* _Stated problem_: Return the listing below in full, with every line exactly as it is.

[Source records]
----

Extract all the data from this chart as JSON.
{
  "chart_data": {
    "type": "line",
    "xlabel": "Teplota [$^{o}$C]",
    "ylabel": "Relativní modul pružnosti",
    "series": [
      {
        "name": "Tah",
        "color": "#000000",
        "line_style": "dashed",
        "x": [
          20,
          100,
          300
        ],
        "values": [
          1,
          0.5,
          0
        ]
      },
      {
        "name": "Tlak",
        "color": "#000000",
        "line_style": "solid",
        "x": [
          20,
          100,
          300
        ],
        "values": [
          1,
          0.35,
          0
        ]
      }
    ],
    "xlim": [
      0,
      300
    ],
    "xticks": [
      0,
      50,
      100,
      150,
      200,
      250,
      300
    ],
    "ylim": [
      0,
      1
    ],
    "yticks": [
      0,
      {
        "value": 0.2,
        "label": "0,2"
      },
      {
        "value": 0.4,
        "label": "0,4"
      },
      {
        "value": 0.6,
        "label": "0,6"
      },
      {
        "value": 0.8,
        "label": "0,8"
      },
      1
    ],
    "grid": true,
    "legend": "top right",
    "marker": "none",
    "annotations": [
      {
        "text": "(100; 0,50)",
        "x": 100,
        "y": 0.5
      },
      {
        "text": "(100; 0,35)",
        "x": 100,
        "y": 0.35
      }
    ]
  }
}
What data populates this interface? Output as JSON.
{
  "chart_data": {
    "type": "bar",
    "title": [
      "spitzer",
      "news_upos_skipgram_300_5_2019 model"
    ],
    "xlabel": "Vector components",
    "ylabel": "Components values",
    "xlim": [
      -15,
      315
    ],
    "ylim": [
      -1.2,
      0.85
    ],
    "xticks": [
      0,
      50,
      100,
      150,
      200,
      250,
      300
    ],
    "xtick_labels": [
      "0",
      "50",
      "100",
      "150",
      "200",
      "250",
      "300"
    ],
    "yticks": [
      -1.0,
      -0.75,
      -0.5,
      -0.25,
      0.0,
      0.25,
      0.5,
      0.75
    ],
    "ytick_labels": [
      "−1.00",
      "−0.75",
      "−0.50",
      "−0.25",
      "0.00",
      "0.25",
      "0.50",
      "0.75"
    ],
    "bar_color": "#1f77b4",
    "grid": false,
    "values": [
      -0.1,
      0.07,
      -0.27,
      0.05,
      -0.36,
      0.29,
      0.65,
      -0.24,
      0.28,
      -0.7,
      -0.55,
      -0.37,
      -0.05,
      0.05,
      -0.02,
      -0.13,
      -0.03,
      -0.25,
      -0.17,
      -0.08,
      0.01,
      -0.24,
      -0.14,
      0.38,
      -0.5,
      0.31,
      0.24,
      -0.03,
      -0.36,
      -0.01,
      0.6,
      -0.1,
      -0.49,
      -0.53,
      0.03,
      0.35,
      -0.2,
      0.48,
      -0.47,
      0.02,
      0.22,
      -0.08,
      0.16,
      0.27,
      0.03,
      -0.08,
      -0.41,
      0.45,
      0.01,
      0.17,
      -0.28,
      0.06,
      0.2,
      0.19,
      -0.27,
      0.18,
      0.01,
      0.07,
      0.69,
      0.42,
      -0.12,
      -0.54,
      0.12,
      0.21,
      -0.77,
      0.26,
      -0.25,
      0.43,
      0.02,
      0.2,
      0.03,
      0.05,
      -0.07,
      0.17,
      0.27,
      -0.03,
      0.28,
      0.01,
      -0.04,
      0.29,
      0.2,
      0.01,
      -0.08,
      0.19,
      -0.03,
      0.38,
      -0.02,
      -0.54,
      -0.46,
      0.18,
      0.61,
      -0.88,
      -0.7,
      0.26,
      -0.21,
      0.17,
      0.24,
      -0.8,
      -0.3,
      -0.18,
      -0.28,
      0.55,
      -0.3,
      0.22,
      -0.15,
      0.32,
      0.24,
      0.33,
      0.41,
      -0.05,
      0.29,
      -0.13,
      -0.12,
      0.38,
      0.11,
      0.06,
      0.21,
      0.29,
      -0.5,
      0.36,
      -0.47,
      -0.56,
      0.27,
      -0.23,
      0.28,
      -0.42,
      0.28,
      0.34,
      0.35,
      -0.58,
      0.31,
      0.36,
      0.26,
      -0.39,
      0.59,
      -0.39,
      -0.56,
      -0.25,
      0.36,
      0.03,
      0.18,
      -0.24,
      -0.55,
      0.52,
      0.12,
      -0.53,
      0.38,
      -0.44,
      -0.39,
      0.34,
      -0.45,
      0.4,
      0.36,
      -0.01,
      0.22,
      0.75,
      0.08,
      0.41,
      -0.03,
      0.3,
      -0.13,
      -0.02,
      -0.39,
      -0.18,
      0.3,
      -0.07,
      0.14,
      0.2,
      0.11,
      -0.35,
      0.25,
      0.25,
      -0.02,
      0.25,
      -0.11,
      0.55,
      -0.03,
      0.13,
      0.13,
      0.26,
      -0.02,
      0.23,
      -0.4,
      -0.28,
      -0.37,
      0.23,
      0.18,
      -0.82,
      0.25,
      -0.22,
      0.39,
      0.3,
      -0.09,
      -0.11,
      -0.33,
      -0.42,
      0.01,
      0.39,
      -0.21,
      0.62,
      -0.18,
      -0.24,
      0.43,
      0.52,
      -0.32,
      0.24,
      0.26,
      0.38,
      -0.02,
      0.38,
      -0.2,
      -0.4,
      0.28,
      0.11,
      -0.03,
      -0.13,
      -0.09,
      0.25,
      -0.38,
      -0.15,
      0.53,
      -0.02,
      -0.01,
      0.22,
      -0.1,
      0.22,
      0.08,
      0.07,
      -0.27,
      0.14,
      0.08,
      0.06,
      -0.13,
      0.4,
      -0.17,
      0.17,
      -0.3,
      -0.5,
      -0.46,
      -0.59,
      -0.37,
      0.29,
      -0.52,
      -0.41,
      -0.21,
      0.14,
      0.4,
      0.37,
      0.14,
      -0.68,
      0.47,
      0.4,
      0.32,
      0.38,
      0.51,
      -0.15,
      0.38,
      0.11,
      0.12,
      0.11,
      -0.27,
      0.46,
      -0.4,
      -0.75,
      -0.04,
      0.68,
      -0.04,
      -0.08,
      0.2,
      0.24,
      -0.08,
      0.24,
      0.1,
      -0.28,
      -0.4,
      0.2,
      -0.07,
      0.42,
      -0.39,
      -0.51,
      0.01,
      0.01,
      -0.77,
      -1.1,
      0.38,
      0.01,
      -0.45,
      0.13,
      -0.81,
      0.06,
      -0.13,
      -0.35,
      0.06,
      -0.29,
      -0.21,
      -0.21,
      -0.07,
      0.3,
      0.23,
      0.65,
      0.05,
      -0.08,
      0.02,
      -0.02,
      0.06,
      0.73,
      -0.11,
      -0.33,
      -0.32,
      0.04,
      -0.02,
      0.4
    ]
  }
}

----

* _Expected answer_:
Extract all the data from this chart as JSON.
{
  "chart_data": {
    "type": "line",
    "xlabel": "Teplota [$^{o}$C]",
    "ylabel": "Relativní modul pružnosti",
    "series": [
      {
        "name": "Tah",
        "color": "#000000",
        "line_style": "dashed",
        "x": [
          20,
          100,
          300
        ],
        "values": [
          1,
          0.5,
          0
        ]
      },
      {
        "name": "Tlak",
        "color": "#000000",
        "line_style": "solid",
        "x": [
          20,
          100,
          300
        ],
        "values": [
          1,
          0.35,
          0
        ]
      }
    ],
    "xlim": [
      0,
      300
    ],
    "xticks": [
      0,
      50,
      100,
      150,
      200,
      250,
      300
    ],
    "ylim": [
      0,
      1
    ],
    "yticks": [
      0,
      {
        "value": 0.2,
        "label": "0,2"
      },
      {
        "value": 0.4,
        "label": "0,4"
      },
      {
        "value": 0.6,
        "label": "0,6"
      },
      {
        "value": 0.8,
        "label": "0,8"
      },
      1
    ],
    "grid": true,
    "legend": "top right",
    "marker": "none",
    "annotations": [
      {
        "text": "(100; 0,50)",
        "x": 100,
        "y": 0.5
      },
      {
        "text": "(100; 0,35)",
        "x": 100,
        "y": 0.35
      }
    ]
  }
}
What data populates this interface? Output as JSON.
{
  "chart_data": {
    "type": "bar",
    "title": [
      "spitzer",
      "news_upos_skipgram_300_5_2019 model"
    ],
    "xlabel": "Vector components",
    "ylabel": "Components values",
    "xlim": [
      -15,
      315
    ],
    "ylim": [
      -1.2,
      0.85
    ],
    "xticks": [
      0,
      50,
      100,
      150,
      200,
      250,
      300
    ],
    "xtick_labels": [
      "0",
      "50",
      "100",
      "150",
      "200",
      "250",
      "300"
    ],
    "yticks": [
      -1.0,
      -0.75,
      -0.5,
      -0.25,
      0.0,
      0.25,
      0.5,
      0.75
    ],
    "ytick_labels": [
      "−1.00",
      "−0.75",
      "−0.50",
      "−0.25",
      "0.00",
      "0.25",
      "0.50",
      "0.75"
    ],
    "bar_color": "#1f77b4",
    "grid": false,
    "values": [
      -0.1,
      0.07,
      -0.27,
      0.05,
      -0.36,
      0.29,
      0.65,
      -0.24,
      0.28,
      -0.7,
      -0.55,
      -0.37,
      -0.05,
      0.05,
      -0.02,
      -0.13,
      -0.03,
      -0.25,
      -0.17,
      -0.08,
      0.01,
      -0.24,
      -0.14,
      0.38,
      -0.5,
      0.31,
      0.24,
      -0.03,
      -0.36,
      -0.01,
      0.6,
      -0.1,
      -0.49,
      -0.53,
      0.03,
      0.35,
      -0.2,
      0.48,
      -0.47,
      0.02,
      0.22,
      -0.08,
      0.16,
      0.27,
      0.03,
      -0.08,
      -0.41,
      0.45,
      0.01,
      0.17,
      -0.28,
      0.06,
      0.2,
      0.19,
      -0.27,
      0.18,
      0.01,
      0.07,
      0.69,
      0.42,
      -0.12,
      -0.54,
      0.12,
      0.21,
      -0.77,
      0.26,
      -0.25,
      0.43,
      0.02,
      0.2,
      0.03,
      0.05,
      -0.07,
      0.17,
      0.27,
      -0.03,
      0.28,
      0.01,
      -0.04,
      0.29,
      0.2,
      0.01,
      -0.08,
      0.19,
      -0.03,
      0.38,
      -0.02,
      -0.54,
      -0.46,
      0.18,
      0.61,
      -0.88,
      -0.7,
      0.26,
      -0.21,
      0.17,
      0.24,
      -0.8,
      -0.3,
      -0.18,
      -0.28,
      0.55,
      -0.3,
      0.22,
      -0.15,
      0.32,
      0.24,
      0.33,
      0.41,
      -0.05,
      0.29,
      -0.13,
      -0.12,
      0.38,
      0.11,
      0.06,
      0.21,
      0.29,
      -0.5,
      0.36,
      -0.47,
      -0.56,
      0.27,
      -0.23,
      0.28,
      -0.42,
      0.28,
      0.34,
      0.35,
      -0.58,
      0.31,
      0.36,
      0.26,
      -0.39,
      0.59,
      -0.39,
      -0.56,
      -0.25,
      0.36,
      0.03,
      0.18,
      -0.24,
      -0.55,
      0.52,
      0.12,
      -0.53,
      0.38,
      -0.44,
      -0.39,
      0.34,
      -0.45,
      0.4,
      0.36,
      -0.01,
      0.22,
      0.75,
      0.08,
      0.41,
      -0.03,
      0.3,
      -0.13,
      -0.02,
      -0.39,
      -0.18,
      0.3,
      -0.07,
      0.14,
      0.2,
      0.11,
      -0.35,
      0.25,
      0.25,
      -0.02,
      0.25,
      -0.11,
      0.55,
      -0.03,
      0.13,
      0.13,
      0.26,
      -0.02,
      0.23,
      -0.4,
      -0.28,
      -0.37,
      0.23,
      0.18,
      -0.82,
      0.25,
      -0.22,
      0.39,
      0.3,
      -0.09,
      -0.11,
      -0.33,
      -0.42,
      0.01,
      0.39,
      -0.21,
      0.62,
      -0.18,
      -0.24,
      0.43,
      0.52,
      -0.32,
      0.24,
      0.26,
      0.38,
      -0.02,
      0.38,
      -0.2,
      -0.4,
      0.28,
      0.11,
      -0.03,
      -0.13,
      -0.09,
      0.25,
      -0.38,
      -0.15,
      0.53,
      -0.02,
      -0.01,
      0.22,
      -0.1,
      0.22,
      0.08,
      0.07,
      -0.27,
      0.14,
      0.08,
      0.06,
      -0.13,
      0.4,
      -0.17,
      0.17,
      -0.3,
      -0.5,
      -0.46,
      -0.59,
      -0.37,
      0.29,
      -0.52,
      -0.41,
      -0.21,
      0.14,
      0.4,
      0.37,
      0.14,
      -0.68,
      0.47,
      0.4,
      0.32,
      0.38,
      0.51,
      -0.15,
      0.38,
      0.11,
      0.12,
      0.11,
      -0.27,
      0.46,
      -0.4,
      -0.75,
      -0.04,
      0.68,
      -0.04,
      -0.08,
      0.2,
      0.24,
      -0.08,
      0.24,
      0.1,
      -0.28,
      -0.4,
      0.2,
      -0.07,
      0.42,
      -0.39,
      -0.51,
      0.01,
      0.01,
      -0.77,
      -1.1,
      0.38,
      0.01,
      -0.45,
      0.13,
      -0.81,
      0.06,
      -0.13,
      -0.35,
      0.06,
      -0.29,
      -0.21,
      -0.21,
      -0.07,
      0.3,
      0.23,
      0.65,
      0.05,
      -0.08,
      0.02,
      -0.02,
      0.06,
      0.73,
      -0.11,
      -0.33,
      -0.32,
      0.04,
      -0.02,
      0.4
    ]
  }
}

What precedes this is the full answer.